_WORK INSTRUCTIONS:_ Review the material line by line. Identify and copy every line that contains the string "octadecanol".

begin SUPPLIED RECORDS

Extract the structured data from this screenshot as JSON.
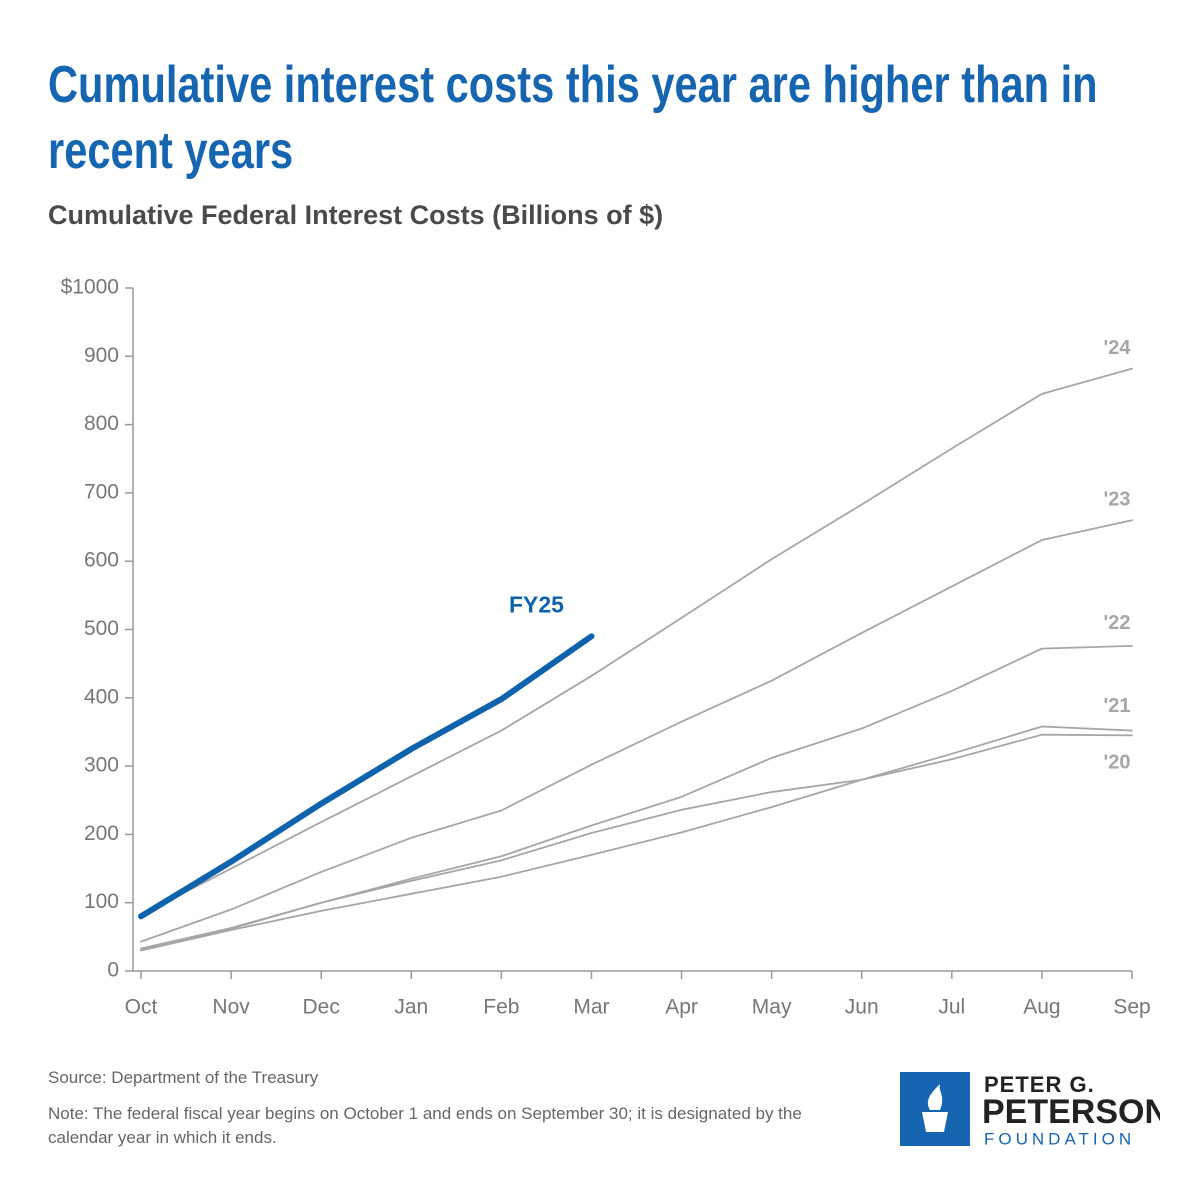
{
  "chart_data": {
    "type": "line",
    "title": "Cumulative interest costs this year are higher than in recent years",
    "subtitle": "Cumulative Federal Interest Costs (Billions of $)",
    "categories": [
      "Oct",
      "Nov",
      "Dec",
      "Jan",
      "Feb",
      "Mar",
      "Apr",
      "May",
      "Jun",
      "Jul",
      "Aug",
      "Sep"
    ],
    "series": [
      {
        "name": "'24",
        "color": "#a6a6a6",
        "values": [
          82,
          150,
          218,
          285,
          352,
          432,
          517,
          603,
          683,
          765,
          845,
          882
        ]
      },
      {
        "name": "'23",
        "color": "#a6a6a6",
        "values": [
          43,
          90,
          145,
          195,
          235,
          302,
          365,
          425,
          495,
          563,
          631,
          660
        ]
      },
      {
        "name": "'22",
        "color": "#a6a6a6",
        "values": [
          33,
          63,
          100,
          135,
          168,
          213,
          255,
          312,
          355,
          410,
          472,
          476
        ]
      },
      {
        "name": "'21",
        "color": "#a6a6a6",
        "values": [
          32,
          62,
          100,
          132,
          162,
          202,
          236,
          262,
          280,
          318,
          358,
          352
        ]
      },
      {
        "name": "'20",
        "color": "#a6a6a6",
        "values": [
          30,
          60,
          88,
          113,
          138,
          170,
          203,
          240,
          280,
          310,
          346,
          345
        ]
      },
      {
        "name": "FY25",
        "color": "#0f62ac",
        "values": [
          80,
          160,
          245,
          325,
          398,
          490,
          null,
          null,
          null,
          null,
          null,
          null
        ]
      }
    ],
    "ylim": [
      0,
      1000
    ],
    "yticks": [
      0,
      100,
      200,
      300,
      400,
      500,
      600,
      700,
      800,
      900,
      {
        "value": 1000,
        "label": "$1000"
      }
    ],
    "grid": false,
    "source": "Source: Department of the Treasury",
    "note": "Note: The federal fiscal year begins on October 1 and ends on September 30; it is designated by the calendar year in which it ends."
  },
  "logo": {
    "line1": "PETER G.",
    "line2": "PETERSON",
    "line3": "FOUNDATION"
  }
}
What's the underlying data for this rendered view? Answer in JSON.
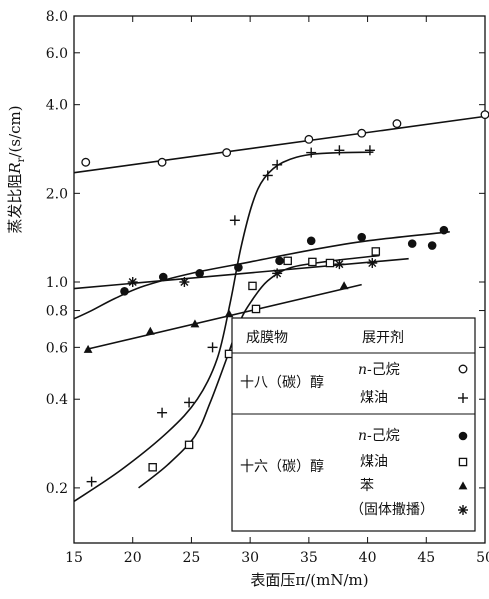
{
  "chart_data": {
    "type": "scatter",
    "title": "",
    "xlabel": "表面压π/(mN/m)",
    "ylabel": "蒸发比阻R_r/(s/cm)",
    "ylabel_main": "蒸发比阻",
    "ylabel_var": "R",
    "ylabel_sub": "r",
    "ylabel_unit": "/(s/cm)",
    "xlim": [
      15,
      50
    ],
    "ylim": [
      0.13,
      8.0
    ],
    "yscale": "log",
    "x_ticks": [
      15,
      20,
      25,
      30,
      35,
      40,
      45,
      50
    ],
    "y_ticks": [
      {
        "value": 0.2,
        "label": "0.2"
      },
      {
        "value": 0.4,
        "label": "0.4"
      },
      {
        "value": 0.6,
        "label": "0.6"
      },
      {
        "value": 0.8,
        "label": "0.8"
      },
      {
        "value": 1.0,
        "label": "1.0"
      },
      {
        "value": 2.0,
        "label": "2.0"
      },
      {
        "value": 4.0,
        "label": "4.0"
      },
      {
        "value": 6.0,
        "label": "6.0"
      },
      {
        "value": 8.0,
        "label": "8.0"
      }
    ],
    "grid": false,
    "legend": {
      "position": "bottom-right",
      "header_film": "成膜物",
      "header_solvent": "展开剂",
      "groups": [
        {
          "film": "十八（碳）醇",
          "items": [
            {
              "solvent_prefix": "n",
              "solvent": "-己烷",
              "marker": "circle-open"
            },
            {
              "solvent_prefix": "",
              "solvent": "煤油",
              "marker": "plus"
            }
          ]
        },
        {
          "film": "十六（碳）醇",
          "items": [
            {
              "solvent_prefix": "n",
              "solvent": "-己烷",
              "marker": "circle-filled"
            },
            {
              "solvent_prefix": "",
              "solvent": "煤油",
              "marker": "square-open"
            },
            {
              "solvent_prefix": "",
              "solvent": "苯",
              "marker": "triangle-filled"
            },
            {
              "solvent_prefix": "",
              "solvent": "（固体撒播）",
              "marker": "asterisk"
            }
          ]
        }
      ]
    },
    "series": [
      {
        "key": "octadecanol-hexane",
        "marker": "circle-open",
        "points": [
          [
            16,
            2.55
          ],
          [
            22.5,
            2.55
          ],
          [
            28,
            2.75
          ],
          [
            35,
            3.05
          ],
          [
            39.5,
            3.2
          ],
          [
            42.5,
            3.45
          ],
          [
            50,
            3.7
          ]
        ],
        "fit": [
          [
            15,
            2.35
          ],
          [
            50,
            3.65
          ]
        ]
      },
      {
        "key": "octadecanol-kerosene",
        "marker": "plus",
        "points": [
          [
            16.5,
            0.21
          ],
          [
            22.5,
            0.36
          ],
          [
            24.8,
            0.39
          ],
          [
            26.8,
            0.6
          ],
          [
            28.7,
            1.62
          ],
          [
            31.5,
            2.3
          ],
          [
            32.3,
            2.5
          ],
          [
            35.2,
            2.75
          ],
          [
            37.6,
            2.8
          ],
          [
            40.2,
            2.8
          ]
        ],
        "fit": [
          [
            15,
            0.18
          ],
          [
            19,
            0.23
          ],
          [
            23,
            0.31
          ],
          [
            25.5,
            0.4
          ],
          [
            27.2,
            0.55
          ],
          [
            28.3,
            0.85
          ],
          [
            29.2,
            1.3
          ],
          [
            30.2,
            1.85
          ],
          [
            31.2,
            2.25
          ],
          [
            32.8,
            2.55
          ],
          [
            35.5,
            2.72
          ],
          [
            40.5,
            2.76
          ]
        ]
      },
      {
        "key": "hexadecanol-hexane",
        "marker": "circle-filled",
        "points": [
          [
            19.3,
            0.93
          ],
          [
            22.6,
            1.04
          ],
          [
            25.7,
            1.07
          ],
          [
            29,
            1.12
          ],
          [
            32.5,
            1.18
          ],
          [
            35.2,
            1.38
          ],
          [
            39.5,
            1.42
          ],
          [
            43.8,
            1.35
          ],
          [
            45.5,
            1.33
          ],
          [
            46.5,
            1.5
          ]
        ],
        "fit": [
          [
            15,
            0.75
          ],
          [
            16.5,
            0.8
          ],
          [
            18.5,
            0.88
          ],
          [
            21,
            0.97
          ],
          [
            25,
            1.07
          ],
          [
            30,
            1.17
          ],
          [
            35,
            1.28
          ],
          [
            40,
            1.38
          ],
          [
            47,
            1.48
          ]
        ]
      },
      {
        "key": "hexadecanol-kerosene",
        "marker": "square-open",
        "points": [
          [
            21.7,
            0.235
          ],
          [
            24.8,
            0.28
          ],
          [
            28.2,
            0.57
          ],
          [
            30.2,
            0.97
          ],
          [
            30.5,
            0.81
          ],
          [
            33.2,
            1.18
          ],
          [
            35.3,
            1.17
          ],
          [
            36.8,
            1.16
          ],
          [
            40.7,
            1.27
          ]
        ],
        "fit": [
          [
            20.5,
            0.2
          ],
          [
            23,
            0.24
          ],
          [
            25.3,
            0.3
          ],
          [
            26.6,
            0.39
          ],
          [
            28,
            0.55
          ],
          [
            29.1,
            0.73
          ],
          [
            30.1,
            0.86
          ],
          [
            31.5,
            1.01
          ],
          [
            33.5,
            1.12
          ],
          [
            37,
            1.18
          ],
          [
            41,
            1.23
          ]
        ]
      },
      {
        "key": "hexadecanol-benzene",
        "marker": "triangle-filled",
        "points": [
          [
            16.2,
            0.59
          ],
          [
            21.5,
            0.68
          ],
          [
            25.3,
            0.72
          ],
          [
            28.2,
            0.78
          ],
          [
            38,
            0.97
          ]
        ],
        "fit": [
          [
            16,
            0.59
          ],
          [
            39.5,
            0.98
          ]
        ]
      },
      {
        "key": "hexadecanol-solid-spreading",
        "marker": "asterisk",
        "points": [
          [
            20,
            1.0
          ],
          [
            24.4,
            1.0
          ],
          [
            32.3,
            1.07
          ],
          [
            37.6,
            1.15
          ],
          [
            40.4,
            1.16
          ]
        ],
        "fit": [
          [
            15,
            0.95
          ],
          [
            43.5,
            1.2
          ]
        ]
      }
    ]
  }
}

end SUPPLIED RECORDS

_ANSWER TO THIS EXERCISE:_
        "key": "octadecanol-hexane",
        "key": "octadecanol-kerosene",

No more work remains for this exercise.